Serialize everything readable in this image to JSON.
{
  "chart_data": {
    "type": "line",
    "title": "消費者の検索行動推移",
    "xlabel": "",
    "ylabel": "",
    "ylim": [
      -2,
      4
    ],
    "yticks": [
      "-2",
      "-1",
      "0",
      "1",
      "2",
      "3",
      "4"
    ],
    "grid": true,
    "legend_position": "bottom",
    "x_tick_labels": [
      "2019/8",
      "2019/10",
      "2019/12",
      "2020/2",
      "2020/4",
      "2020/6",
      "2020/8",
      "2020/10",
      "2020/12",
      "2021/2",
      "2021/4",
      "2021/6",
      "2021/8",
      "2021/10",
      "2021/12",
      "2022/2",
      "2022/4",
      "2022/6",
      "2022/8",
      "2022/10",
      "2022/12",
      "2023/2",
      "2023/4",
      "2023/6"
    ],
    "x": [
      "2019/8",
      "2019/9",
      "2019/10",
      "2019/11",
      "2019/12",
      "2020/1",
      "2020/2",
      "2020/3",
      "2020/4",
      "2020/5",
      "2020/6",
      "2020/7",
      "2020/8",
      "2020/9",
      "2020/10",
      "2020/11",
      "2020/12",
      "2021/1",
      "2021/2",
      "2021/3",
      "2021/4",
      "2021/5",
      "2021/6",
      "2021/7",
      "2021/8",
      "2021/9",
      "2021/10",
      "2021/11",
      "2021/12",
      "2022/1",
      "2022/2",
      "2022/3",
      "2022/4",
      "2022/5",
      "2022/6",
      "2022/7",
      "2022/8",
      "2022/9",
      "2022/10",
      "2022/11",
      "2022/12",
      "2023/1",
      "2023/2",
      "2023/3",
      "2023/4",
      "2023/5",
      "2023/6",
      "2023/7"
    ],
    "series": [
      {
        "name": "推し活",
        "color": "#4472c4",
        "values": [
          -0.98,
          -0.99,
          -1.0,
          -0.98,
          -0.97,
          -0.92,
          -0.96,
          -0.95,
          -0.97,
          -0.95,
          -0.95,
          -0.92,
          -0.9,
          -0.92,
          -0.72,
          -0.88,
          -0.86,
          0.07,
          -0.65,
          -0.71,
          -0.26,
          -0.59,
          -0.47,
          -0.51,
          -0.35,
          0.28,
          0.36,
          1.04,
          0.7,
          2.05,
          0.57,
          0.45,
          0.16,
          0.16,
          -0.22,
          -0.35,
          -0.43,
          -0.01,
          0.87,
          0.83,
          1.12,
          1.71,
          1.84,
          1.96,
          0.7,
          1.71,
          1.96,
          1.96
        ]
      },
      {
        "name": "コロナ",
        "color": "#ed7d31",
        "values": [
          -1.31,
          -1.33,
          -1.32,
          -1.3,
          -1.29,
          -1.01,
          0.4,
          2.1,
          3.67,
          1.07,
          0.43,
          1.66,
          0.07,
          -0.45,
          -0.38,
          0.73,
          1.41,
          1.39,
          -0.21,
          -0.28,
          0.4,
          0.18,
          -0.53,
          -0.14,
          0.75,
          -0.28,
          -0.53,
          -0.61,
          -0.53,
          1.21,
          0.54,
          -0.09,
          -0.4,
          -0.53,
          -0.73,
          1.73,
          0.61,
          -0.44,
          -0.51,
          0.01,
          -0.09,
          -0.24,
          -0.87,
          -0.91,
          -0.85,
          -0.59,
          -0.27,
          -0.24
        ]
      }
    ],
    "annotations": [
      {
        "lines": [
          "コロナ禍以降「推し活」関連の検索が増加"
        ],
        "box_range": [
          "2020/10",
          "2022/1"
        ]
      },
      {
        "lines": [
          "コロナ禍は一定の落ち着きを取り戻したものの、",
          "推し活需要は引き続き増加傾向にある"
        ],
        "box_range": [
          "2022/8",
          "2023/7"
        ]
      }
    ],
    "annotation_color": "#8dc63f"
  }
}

•••••

Required task: Type out the entries again, word for word.

Solution for this exercise:
Serialize everything readable in this image to JSON.
{
  "chart_data": {
    "type": "line",
    "title": "消費者の検索行動推移",
    "xlabel": "",
    "ylabel": "",
    "ylim": [
      -2,
      4
    ],
    "yticks": [
      "-2",
      "-1",
      "0",
      "1",
      "2",
      "3",
      "4"
    ],
    "grid": true,
    "legend_position": "bottom",
    "x_tick_labels": [
      "2019/8",
      "2019/10",
      "2019/12",
      "2020/2",
      "2020/4",
      "2020/6",
      "2020/8",
      "2020/10",
      "2020/12",
      "2021/2",
      "2021/4",
      "2021/6",
      "2021/8",
      "2021/10",
      "2021/12",
      "2022/2",
      "2022/4",
      "2022/6",
      "2022/8",
      "2022/10",
      "2022/12",
      "2023/2",
      "2023/4",
      "2023/6"
    ],
    "x": [
      "2019/8",
      "2019/9",
      "2019/10",
      "2019/11",
      "2019/12",
      "2020/1",
      "2020/2",
      "2020/3",
      "2020/4",
      "2020/5",
      "2020/6",
      "2020/7",
      "2020/8",
      "2020/9",
      "2020/10",
      "2020/11",
      "2020/12",
      "2021/1",
      "2021/2",
      "2021/3",
      "2021/4",
      "2021/5",
      "2021/6",
      "2021/7",
      "2021/8",
      "2021/9",
      "2021/10",
      "2021/11",
      "2021/12",
      "2022/1",
      "2022/2",
      "2022/3",
      "2022/4",
      "2022/5",
      "2022/6",
      "2022/7",
      "2022/8",
      "2022/9",
      "2022/10",
      "2022/11",
      "2022/12",
      "2023/1",
      "2023/2",
      "2023/3",
      "2023/4",
      "2023/5",
      "2023/6",
      "2023/7"
    ],
    "series": [
      {
        "name": "推し活",
        "color": "#4472c4",
        "values": [
          -0.98,
          -0.99,
          -1.0,
          -0.98,
          -0.97,
          -0.92,
          -0.96,
          -0.95,
          -0.97,
          -0.95,
          -0.95,
          -0.92,
          -0.9,
          -0.92,
          -0.72,
          -0.88,
          -0.86,
          0.07,
          -0.65,
          -0.71,
          -0.26,
          -0.59,
          -0.47,
          -0.51,
          -0.35,
          0.28,
          0.36,
          1.04,
          0.7,
          2.05,
          0.57,
          0.45,
          0.16,
          0.16,
          -0.22,
          -0.35,
          -0.43,
          -0.01,
          0.87,
          0.83,
          1.12,
          1.71,
          1.84,
          1.96,
          0.7,
          1.71,
          1.96,
          1.96
        ]
      },
      {
        "name": "コロナ",
        "color": "#ed7d31",
        "values": [
          -1.31,
          -1.33,
          -1.32,
          -1.3,
          -1.29,
          -1.01,
          0.4,
          2.1,
          3.67,
          1.07,
          0.43,
          1.66,
          0.07,
          -0.45,
          -0.38,
          0.73,
          1.41,
          1.39,
          -0.21,
          -0.28,
          0.4,
          0.18,
          -0.53,
          -0.14,
          0.75,
          -0.28,
          -0.53,
          -0.61,
          -0.53,
          1.21,
          0.54,
          -0.09,
          -0.4,
          -0.53,
          -0.73,
          1.73,
          0.61,
          -0.44,
          -0.51,
          0.01,
          -0.09,
          -0.24,
          -0.87,
          -0.91,
          -0.85,
          -0.59,
          -0.27,
          -0.24
        ]
      }
    ],
    "annotations": [
      {
        "lines": [
          "コロナ禍以降「推し活」関連の検索が増加"
        ],
        "box_range": [
          "2020/10",
          "2022/1"
        ]
      },
      {
        "lines": [
          "コロナ禍は一定の落ち着きを取り戻したものの、",
          "推し活需要は引き続き増加傾向にある"
        ],
        "box_range": [
          "2022/8",
          "2023/7"
        ]
      }
    ],
    "annotation_color": "#8dc63f"
  }
}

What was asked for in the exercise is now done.